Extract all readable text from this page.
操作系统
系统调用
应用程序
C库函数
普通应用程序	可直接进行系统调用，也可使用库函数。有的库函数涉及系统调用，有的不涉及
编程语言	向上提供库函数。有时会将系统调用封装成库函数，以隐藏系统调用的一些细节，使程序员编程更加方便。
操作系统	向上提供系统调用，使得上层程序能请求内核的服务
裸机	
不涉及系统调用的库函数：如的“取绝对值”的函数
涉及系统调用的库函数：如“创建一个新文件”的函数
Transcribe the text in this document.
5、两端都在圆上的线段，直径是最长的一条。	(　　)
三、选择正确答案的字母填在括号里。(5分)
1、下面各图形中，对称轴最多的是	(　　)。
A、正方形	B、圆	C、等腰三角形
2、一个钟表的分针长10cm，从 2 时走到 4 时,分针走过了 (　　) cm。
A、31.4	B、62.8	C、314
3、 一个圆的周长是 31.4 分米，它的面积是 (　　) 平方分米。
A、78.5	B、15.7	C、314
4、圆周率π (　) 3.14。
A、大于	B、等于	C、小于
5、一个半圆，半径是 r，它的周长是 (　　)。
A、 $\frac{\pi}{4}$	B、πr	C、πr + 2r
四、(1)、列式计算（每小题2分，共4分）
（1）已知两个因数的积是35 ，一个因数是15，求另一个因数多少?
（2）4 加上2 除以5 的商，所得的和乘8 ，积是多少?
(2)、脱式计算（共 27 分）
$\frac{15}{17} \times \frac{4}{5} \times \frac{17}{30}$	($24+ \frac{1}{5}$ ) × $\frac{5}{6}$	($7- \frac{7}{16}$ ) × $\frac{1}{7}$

- **AIM**
Using the listing above, please repeat every entry exactly.

- **OUTPUT OF THE TASK**
Extract all readable text from this page.
操作系统
系统调用
应用程序
C库函数
普通应用程序	可直接进行系统调用，也可使用库函数。有的库函数涉及系统调用，有的不涉及
编程语言	向上提供库函数。有时会将系统调用封装成库函数，以隐藏系统调用的一些细节，使程序员编程更加方便。
操作系统	向上提供系统调用，使得上层程序能请求内核的服务
裸机	
不涉及系统调用的库函数：如的“取绝对值”的函数
涉及系统调用的库函数：如“创建一个新文件”的函数
Transcribe the text in this document.
5、两端都在圆上的线段，直径是最长的一条。	(　　)
三、选择正确答案的字母填在括号里。(5分)
1、下面各图形中，对称轴最多的是	(　　)。
A、正方形	B、圆	C、等腰三角形
2、一个钟表的分针长10cm，从 2 时走到 4 时,分针走过了 (　　) cm。
A、31.4	B、62.8	C、314
3、 一个圆的周长是 31.4 分米，它的面积是 (　　) 平方分米。
A、78.5	B、15.7	C、314
4、圆周率π (　) 3.14。
A、大于	B、等于	C、小于
5、一个半圆，半径是 r，它的周长是 (　　)。
A、 $\frac{\pi}{4}$	B、πr	C、πr + 2r
四、(1)、列式计算（每小题2分，共4分）
（1）已知两个因数的积是35 ，一个因数是15，求另一个因数多少?
（2）4 加上2 除以5 的商，所得的和乘8 ，积是多少?
(2)、脱式计算（共 27 分）
$\frac{15}{17} \times \frac{4}{5} \times \frac{17}{30}$	($24+ \frac{1}{5}$ ) × $\frac{5}{6}$	($7- \frac{7}{16}$ ) × $\frac{1}{7}$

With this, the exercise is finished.